## Exercise material

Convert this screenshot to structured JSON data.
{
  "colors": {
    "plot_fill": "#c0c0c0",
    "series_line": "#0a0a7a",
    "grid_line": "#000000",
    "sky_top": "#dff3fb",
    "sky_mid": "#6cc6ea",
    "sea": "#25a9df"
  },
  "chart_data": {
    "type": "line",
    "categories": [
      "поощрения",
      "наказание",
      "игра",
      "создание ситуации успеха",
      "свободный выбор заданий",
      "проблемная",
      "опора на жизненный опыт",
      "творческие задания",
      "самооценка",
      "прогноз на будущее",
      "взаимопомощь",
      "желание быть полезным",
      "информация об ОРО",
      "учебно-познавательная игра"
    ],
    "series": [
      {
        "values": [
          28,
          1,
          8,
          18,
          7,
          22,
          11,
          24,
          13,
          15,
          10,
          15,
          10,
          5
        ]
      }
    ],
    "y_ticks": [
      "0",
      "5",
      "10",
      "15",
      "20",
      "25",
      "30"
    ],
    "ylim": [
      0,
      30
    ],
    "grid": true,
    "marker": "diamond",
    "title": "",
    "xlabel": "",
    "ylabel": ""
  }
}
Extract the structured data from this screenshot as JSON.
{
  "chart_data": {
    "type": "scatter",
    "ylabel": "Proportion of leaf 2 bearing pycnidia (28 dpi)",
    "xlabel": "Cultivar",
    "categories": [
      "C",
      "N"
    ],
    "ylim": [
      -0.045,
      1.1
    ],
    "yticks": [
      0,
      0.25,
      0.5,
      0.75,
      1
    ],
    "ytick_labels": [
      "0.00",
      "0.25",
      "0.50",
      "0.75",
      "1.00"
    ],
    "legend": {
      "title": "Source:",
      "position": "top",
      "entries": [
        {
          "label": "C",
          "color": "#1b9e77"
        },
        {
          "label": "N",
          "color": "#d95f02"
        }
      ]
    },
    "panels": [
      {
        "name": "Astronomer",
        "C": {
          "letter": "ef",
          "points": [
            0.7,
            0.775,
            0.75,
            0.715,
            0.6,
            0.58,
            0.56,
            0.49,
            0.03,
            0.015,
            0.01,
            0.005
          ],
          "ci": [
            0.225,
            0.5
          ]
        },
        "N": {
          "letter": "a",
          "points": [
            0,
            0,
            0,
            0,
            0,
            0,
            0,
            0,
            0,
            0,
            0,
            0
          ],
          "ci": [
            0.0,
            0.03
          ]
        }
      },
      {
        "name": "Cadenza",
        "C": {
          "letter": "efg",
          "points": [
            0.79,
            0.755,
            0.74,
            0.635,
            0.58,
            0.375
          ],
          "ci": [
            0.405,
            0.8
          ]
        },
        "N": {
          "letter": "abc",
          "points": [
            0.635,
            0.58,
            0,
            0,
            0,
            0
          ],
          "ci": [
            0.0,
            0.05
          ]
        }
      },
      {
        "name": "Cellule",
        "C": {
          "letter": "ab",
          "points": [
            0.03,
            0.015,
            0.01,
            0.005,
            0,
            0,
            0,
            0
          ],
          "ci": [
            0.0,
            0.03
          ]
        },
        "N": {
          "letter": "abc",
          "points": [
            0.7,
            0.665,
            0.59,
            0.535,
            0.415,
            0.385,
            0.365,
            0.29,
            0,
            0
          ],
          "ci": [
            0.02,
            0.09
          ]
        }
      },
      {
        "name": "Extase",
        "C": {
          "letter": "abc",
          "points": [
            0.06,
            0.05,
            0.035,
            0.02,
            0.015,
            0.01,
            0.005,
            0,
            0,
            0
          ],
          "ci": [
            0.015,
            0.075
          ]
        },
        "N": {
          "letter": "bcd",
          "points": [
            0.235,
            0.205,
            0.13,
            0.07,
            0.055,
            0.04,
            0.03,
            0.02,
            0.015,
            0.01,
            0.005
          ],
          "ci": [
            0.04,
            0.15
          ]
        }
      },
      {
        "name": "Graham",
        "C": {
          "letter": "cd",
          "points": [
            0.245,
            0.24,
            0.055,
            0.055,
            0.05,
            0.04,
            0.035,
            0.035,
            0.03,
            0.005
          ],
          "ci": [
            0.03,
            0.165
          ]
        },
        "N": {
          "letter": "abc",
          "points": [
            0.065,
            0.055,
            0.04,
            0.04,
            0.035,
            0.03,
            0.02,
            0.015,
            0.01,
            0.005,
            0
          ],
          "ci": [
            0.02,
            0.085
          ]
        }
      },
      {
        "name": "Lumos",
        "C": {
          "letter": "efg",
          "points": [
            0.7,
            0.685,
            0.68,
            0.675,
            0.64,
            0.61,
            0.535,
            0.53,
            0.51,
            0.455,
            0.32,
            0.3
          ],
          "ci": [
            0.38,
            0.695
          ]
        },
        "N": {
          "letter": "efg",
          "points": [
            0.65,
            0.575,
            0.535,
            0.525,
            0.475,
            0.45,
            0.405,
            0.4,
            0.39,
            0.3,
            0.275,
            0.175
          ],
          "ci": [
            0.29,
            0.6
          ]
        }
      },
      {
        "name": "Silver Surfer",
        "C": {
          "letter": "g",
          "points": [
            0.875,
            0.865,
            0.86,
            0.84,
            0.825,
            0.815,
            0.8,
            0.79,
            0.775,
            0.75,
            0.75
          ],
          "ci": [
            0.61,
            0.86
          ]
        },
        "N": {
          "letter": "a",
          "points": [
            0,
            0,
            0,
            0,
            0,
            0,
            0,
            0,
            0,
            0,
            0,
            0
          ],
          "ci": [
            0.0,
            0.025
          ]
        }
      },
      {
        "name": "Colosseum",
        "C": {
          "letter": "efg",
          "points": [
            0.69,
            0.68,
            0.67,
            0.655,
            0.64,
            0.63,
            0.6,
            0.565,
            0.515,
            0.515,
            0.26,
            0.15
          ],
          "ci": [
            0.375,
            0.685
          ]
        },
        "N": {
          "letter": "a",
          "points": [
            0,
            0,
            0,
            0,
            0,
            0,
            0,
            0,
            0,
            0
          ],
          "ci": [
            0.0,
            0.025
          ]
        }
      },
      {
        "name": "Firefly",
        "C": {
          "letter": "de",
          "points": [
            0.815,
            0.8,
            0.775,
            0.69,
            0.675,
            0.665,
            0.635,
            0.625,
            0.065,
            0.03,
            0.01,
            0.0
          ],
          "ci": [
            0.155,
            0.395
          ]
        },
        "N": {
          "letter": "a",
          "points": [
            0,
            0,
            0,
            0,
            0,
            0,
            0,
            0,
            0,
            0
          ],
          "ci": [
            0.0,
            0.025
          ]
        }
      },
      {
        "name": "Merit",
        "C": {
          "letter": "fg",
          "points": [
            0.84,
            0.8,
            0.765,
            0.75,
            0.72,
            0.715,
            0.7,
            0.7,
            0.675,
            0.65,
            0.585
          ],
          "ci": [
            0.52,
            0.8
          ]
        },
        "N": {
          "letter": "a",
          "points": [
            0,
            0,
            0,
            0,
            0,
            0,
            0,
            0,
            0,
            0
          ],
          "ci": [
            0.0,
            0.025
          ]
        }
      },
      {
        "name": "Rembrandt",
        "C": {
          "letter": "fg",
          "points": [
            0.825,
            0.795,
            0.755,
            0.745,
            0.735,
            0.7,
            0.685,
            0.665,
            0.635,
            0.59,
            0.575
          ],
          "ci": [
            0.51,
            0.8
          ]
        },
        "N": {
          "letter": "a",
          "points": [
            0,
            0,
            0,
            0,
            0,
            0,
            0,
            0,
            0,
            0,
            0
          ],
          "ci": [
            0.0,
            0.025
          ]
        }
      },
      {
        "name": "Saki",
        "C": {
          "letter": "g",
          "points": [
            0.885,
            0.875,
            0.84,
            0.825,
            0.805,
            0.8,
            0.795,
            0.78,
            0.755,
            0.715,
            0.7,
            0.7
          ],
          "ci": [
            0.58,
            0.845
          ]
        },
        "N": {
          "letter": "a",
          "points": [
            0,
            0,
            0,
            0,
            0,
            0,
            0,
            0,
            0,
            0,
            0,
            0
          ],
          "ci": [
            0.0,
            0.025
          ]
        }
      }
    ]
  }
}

## Stated exercise
Search the listing for the string "JSON". Copy each line where it turns up.

## The completed task
Convert this screenshot to structured JSON data.
Extract the structured data from this screenshot as JSON.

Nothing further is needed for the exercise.